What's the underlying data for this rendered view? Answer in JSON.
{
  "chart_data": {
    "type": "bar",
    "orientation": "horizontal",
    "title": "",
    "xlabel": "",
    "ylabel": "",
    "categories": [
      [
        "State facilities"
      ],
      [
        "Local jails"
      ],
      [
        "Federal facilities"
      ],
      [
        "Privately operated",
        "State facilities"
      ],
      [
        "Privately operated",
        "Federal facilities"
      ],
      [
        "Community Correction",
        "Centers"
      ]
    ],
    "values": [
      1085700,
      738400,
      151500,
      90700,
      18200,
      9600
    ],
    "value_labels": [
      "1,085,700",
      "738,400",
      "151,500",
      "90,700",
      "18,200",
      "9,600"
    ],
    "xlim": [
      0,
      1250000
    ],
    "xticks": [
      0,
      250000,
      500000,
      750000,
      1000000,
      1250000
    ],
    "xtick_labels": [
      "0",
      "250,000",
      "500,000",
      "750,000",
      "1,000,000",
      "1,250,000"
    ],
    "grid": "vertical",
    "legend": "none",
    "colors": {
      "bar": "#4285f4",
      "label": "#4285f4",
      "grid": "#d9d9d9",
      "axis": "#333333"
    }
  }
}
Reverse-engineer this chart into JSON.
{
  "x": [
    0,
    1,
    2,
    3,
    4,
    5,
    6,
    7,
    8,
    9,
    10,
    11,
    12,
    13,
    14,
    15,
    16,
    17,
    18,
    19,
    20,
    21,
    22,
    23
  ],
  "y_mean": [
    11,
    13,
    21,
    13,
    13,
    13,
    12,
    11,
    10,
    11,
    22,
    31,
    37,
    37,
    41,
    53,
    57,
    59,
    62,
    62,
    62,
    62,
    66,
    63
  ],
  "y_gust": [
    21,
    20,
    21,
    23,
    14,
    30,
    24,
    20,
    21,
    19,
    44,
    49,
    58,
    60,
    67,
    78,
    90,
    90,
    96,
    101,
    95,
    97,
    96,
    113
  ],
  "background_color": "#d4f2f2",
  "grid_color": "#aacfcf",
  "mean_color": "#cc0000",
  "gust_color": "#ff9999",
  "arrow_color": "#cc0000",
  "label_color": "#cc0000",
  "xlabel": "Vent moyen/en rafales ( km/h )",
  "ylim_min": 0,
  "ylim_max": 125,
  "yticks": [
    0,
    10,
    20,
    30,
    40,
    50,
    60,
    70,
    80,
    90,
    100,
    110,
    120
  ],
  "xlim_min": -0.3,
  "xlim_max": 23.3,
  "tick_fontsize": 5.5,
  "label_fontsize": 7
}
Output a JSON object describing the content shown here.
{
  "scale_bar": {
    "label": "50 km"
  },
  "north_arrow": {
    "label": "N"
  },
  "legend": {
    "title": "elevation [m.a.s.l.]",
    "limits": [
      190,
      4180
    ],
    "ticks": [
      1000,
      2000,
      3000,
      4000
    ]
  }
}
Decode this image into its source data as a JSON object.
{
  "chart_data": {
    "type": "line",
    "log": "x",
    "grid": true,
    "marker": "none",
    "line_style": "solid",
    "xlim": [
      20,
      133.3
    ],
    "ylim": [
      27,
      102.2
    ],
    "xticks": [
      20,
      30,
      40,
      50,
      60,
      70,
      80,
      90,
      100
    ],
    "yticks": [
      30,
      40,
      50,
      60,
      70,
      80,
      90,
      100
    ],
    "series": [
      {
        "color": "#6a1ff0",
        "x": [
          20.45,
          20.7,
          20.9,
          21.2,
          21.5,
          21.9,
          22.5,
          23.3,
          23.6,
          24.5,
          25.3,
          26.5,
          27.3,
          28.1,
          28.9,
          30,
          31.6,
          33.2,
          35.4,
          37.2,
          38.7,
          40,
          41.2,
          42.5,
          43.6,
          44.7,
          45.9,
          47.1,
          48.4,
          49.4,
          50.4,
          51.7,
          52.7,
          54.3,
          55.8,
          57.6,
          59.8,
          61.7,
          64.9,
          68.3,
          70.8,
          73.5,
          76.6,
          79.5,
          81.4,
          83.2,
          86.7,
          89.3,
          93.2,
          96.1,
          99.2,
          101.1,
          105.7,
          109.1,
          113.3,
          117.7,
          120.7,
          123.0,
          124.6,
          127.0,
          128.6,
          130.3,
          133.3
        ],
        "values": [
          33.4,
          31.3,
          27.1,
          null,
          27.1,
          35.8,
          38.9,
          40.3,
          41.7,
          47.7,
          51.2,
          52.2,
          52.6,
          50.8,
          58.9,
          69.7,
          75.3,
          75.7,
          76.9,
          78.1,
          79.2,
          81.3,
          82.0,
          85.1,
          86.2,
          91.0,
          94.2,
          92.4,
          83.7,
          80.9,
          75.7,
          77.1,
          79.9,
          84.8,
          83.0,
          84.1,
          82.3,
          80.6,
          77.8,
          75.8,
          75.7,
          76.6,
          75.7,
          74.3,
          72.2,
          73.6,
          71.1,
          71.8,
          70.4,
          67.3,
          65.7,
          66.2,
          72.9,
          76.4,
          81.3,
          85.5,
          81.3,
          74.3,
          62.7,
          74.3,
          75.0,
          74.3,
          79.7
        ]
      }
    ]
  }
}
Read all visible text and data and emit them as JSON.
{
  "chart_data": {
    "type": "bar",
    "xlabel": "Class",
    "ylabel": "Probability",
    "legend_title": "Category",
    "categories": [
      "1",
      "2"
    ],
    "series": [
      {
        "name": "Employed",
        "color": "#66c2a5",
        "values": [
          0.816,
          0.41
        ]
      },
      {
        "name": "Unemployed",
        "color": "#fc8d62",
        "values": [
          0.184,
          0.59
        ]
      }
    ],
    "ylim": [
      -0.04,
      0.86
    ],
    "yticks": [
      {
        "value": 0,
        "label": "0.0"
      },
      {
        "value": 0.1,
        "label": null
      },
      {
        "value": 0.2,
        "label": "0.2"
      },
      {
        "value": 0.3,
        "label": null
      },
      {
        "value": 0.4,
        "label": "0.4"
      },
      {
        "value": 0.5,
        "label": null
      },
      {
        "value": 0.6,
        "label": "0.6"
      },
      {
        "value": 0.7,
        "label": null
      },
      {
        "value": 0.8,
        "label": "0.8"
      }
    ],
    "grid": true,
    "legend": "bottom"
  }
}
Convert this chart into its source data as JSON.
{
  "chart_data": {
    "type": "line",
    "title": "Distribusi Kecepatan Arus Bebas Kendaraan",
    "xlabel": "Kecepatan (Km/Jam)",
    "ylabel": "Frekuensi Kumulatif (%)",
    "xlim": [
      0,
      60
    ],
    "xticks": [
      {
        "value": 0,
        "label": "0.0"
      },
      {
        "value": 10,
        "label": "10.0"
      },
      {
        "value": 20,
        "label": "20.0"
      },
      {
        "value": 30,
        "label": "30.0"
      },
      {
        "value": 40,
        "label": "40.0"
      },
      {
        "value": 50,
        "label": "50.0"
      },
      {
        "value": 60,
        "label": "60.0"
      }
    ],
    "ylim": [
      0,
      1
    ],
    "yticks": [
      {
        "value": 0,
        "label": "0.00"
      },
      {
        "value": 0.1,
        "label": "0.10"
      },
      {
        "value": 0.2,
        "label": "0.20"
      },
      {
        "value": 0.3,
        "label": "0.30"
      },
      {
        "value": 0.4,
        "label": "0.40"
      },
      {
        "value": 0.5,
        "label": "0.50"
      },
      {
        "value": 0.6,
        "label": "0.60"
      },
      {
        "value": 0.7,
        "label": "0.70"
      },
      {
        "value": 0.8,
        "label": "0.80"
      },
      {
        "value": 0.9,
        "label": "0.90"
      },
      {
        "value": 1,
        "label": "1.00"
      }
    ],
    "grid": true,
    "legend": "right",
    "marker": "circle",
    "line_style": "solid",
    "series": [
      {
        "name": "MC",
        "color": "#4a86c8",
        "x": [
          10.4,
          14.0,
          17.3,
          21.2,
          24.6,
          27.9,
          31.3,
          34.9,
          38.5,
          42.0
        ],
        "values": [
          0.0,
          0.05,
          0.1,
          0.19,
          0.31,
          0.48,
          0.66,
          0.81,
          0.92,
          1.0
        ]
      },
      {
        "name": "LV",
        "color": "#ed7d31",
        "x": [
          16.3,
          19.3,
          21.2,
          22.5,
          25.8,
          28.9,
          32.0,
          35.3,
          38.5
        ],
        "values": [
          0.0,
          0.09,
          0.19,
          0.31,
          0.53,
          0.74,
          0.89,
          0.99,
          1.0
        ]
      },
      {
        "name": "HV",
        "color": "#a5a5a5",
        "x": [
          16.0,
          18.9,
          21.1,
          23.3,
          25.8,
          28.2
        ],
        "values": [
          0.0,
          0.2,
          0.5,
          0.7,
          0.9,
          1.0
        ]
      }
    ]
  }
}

| Written exercise |
Check each line above for the word "ylabel" and copy the ones that have it.

| Answer to this exercise |
    "ylabel": "",
    "ylabel": "Probability",
    "ylabel": "Frekuensi Kumulatif (%)",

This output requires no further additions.